** start of DATA SUPPLIED **

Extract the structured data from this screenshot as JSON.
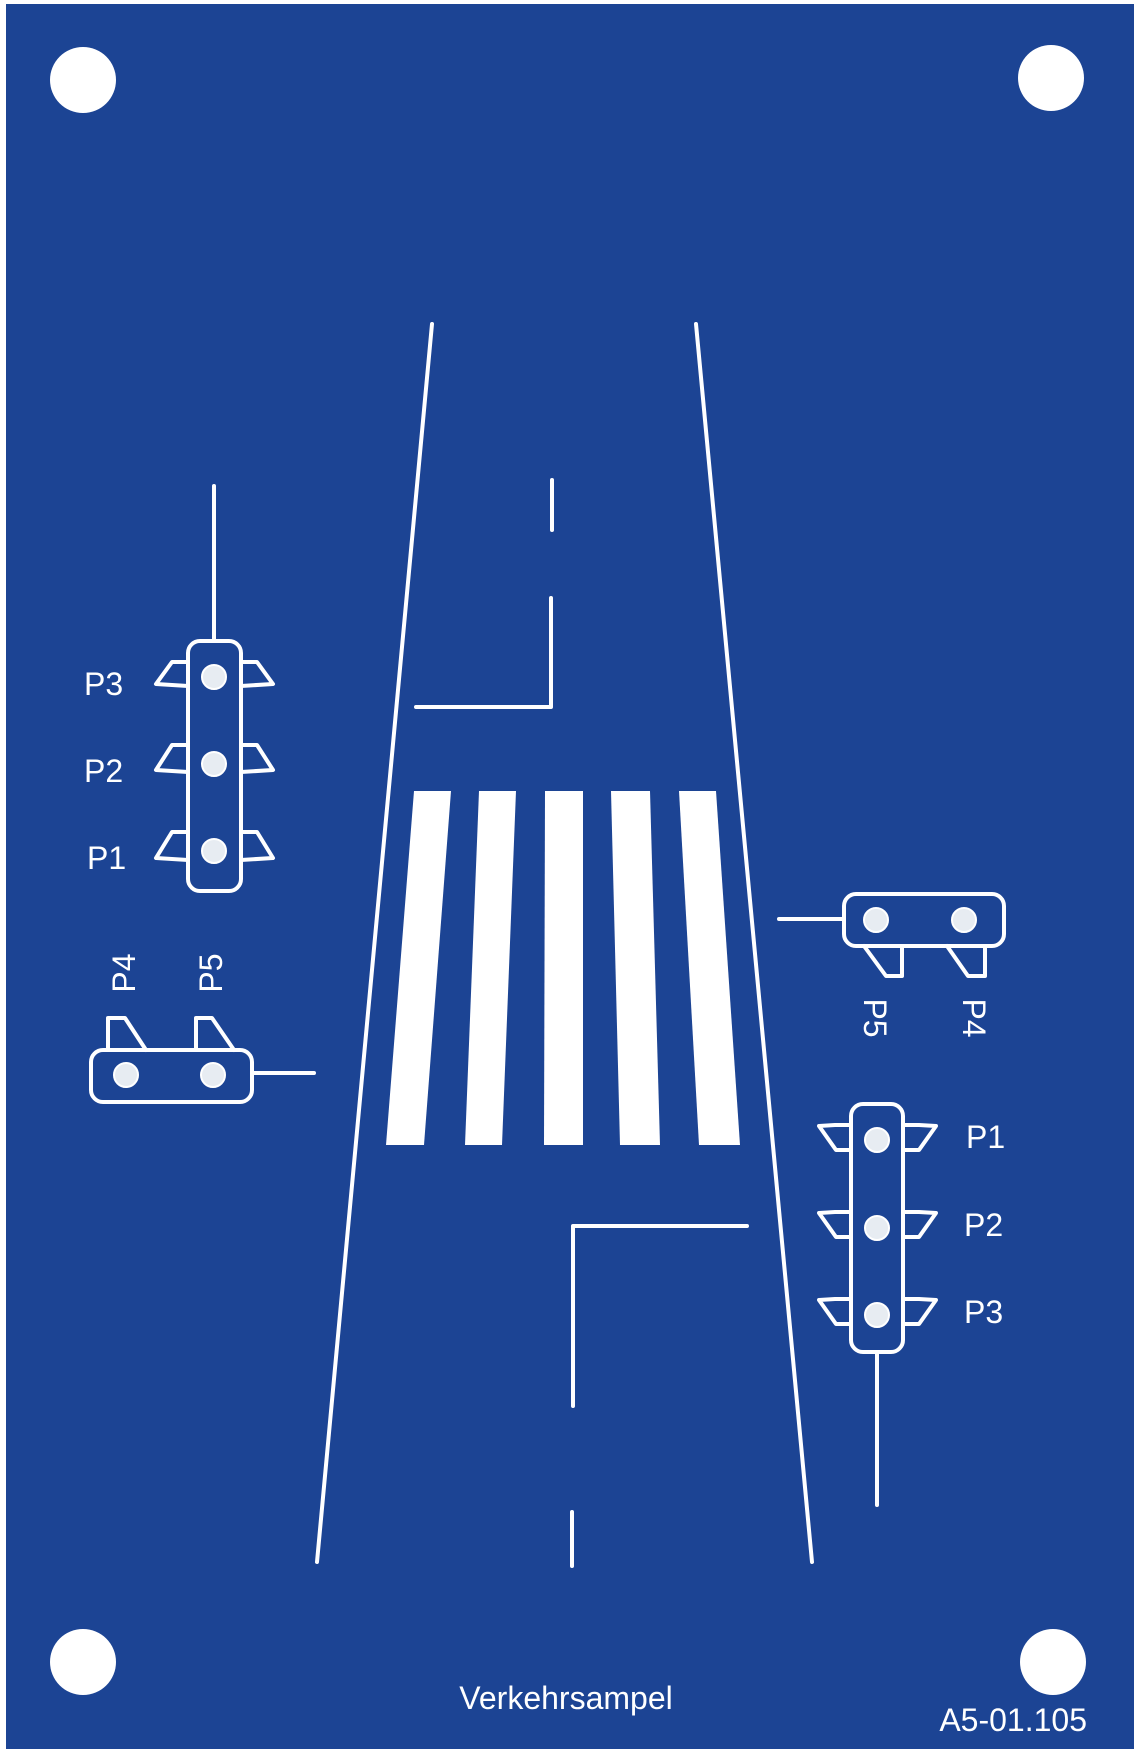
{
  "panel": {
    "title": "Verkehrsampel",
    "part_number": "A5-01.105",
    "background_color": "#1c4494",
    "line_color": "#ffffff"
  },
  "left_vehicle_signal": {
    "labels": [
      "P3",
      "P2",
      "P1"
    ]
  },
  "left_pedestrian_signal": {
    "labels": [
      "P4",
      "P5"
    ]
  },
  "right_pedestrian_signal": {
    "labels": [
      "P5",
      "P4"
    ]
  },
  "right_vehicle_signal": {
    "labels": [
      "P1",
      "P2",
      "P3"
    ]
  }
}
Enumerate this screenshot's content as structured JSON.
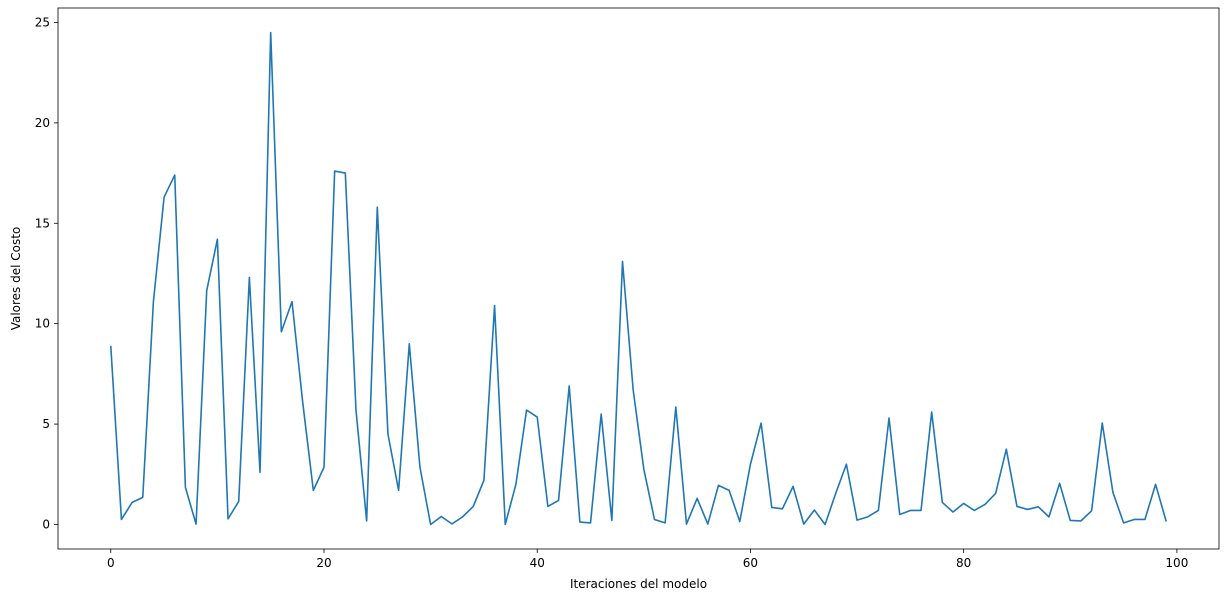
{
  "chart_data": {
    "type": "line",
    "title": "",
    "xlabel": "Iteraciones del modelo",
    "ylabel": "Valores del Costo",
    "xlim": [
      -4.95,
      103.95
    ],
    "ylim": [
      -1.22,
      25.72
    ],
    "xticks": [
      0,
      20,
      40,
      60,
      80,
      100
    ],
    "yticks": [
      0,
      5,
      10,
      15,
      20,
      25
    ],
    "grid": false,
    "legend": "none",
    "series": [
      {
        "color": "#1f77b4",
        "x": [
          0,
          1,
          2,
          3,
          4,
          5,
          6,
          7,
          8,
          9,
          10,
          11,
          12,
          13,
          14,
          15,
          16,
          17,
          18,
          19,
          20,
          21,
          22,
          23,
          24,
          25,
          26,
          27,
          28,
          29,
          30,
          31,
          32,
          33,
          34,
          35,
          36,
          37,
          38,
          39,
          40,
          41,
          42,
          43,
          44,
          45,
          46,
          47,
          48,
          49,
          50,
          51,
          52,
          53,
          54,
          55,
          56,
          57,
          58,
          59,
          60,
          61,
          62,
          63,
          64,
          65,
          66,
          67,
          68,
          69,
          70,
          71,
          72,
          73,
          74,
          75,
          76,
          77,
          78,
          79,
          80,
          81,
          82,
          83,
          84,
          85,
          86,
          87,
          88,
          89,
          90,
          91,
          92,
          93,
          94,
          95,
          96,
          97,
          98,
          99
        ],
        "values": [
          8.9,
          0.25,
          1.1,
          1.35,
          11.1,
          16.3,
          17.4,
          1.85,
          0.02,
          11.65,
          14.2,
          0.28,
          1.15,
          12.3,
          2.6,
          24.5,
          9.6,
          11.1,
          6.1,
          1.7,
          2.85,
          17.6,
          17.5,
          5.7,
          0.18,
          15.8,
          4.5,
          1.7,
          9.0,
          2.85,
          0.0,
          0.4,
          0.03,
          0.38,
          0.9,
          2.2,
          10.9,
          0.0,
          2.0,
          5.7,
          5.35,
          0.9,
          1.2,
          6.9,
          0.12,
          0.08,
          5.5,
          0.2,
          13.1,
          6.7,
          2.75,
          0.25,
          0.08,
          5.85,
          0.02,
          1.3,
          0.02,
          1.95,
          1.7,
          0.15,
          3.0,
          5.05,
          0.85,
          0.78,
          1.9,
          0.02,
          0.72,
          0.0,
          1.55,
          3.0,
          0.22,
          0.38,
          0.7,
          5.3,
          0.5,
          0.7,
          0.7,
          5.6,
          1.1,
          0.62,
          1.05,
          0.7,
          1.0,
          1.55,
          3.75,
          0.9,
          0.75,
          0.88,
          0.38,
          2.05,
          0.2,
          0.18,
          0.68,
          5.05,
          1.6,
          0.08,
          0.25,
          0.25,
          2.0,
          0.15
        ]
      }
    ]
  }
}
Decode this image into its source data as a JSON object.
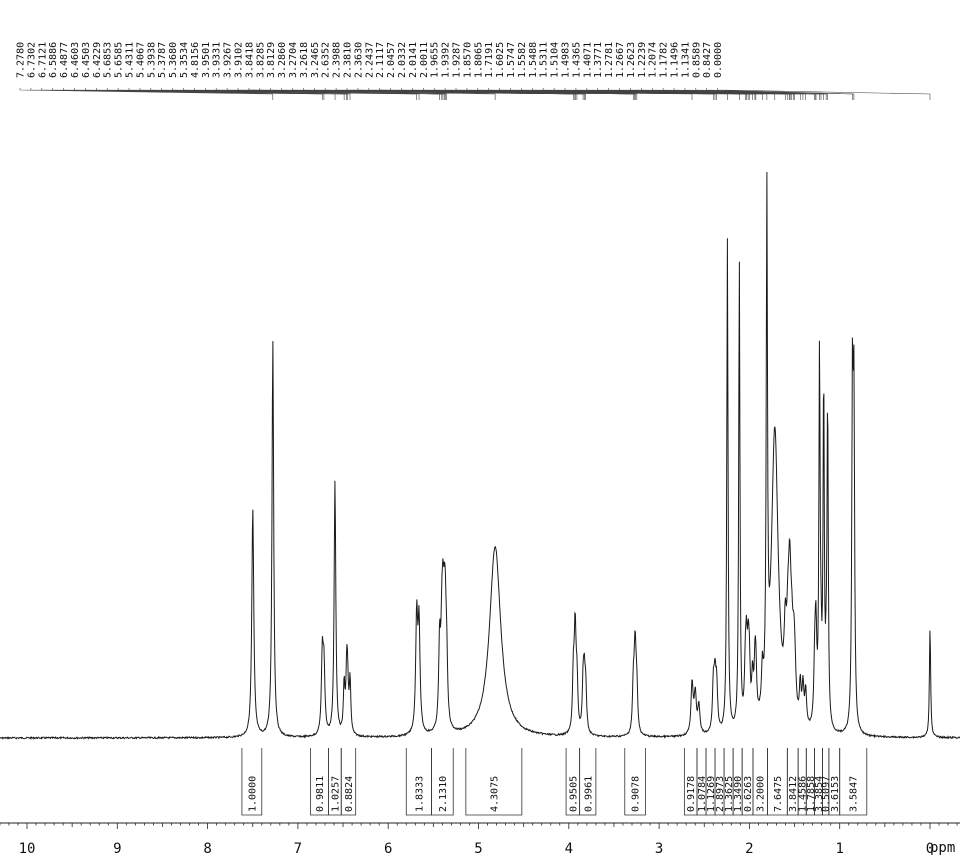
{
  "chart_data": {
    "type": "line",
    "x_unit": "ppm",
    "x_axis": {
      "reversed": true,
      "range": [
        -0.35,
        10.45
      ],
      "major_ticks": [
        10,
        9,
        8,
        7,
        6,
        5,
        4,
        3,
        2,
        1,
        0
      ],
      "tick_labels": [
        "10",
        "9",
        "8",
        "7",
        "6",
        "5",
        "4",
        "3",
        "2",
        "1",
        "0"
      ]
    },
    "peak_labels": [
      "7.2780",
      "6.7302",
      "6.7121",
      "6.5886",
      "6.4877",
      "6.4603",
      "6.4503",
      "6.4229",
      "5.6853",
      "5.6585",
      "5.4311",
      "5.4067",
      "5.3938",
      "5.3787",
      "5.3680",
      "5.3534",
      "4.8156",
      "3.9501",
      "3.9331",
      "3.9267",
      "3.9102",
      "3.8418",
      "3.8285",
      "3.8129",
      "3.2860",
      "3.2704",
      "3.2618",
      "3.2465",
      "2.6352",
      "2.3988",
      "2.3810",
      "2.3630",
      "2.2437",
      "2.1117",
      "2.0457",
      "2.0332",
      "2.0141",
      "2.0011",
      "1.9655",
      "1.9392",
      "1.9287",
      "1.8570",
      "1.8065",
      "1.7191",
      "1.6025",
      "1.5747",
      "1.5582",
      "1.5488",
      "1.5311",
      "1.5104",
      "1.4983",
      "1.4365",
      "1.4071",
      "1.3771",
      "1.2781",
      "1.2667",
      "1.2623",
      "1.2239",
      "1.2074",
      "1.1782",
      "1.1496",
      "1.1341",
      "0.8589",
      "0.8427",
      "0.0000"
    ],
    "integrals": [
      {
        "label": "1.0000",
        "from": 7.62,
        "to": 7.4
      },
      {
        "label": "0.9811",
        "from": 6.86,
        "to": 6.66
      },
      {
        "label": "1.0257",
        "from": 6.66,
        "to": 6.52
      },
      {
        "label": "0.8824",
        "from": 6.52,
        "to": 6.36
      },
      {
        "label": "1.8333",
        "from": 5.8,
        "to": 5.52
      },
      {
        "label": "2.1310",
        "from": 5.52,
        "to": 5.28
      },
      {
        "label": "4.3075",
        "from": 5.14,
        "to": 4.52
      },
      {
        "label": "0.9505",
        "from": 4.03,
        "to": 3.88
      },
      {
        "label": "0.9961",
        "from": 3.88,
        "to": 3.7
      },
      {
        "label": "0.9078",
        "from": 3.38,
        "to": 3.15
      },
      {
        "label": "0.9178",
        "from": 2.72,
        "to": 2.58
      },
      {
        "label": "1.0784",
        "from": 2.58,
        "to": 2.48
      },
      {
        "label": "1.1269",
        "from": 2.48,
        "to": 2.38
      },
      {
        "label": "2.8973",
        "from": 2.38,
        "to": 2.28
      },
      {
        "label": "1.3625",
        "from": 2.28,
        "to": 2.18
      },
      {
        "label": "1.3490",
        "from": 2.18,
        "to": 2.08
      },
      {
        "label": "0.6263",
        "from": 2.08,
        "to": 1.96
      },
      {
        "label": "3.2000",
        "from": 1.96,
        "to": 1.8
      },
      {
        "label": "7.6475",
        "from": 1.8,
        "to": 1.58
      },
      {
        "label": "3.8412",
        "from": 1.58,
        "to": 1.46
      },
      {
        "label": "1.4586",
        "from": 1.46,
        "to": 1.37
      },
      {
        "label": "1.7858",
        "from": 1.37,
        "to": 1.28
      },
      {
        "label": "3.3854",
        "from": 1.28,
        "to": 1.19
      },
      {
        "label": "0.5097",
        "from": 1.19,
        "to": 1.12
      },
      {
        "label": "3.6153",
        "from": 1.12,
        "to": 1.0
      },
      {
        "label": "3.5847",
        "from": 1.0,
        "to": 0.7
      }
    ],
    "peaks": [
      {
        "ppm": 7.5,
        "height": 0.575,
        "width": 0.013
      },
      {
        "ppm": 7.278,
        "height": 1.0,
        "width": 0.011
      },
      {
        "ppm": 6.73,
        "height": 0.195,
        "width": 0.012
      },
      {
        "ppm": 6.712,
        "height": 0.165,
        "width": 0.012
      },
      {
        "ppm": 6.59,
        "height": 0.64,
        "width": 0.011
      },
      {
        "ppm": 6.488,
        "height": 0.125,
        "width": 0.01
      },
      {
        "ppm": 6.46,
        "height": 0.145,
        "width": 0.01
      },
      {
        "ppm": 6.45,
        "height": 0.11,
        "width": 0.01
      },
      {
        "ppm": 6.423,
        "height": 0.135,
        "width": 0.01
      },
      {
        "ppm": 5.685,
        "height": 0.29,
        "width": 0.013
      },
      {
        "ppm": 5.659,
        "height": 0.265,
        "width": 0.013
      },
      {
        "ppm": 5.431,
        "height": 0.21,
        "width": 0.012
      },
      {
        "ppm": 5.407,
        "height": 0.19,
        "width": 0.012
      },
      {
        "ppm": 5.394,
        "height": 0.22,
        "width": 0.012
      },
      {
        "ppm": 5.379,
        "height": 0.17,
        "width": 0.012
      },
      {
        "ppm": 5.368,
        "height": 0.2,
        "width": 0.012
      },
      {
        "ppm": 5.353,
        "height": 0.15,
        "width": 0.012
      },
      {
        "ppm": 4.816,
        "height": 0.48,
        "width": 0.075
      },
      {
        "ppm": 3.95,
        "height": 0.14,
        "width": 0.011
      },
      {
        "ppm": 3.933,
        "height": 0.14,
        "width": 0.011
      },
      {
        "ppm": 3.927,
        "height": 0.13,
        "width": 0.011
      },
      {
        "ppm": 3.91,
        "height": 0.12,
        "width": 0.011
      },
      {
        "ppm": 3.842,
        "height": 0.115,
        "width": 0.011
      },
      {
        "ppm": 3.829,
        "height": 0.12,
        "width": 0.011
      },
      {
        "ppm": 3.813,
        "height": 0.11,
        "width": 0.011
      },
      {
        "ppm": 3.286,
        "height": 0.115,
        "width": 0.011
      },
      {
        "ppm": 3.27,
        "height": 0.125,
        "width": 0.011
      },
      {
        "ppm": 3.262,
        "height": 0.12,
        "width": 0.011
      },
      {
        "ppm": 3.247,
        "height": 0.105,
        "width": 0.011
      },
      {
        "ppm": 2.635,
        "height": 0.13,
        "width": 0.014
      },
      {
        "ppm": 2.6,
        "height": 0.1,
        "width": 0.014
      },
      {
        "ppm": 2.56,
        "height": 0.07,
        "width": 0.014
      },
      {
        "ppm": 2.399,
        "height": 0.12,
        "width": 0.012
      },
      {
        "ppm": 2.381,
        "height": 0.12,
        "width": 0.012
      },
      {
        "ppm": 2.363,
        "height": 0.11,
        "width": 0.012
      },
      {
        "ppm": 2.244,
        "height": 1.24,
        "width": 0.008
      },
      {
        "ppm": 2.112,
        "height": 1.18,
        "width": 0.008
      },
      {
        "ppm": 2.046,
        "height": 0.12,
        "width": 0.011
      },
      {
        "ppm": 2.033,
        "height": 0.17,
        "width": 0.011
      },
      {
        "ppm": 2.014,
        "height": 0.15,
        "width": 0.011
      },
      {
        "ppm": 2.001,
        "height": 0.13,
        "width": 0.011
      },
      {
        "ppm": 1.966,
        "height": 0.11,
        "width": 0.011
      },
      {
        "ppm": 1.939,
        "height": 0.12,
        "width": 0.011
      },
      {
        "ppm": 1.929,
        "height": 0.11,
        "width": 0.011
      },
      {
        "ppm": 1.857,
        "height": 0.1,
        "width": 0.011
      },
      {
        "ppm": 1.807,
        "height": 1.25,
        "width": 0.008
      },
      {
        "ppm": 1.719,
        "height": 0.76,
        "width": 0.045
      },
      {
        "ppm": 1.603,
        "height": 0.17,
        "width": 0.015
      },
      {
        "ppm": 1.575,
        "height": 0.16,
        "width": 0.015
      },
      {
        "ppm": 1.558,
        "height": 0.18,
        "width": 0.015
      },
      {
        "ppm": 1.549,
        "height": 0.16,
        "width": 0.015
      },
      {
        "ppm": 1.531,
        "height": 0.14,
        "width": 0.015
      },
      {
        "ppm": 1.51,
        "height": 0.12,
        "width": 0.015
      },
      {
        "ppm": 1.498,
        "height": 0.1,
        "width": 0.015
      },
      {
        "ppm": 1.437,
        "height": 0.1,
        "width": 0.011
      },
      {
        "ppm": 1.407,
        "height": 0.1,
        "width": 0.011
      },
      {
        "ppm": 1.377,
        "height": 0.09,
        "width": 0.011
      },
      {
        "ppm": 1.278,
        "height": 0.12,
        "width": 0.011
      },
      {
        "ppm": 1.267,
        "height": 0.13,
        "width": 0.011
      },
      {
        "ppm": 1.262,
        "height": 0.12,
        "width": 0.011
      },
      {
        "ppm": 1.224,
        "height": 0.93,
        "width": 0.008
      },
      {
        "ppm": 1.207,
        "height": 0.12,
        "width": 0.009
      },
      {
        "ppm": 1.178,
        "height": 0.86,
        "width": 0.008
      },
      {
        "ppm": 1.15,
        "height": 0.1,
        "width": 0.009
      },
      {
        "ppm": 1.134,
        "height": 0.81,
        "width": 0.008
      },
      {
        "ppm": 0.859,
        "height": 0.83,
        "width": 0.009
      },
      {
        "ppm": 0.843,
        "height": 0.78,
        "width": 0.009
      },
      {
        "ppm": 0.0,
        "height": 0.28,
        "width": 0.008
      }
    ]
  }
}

** end of DATA SUPPLIED **

YOUR OBJECTIVE: Which lines hold the word "this"? Return all of them from the records above.

RESPONSE TO THE EXERCISE:
Extract the structured data from this screenshot as JSON.
Enumerate this screenshot's content as structured JSON.
Decode this image into its source data as a JSON object.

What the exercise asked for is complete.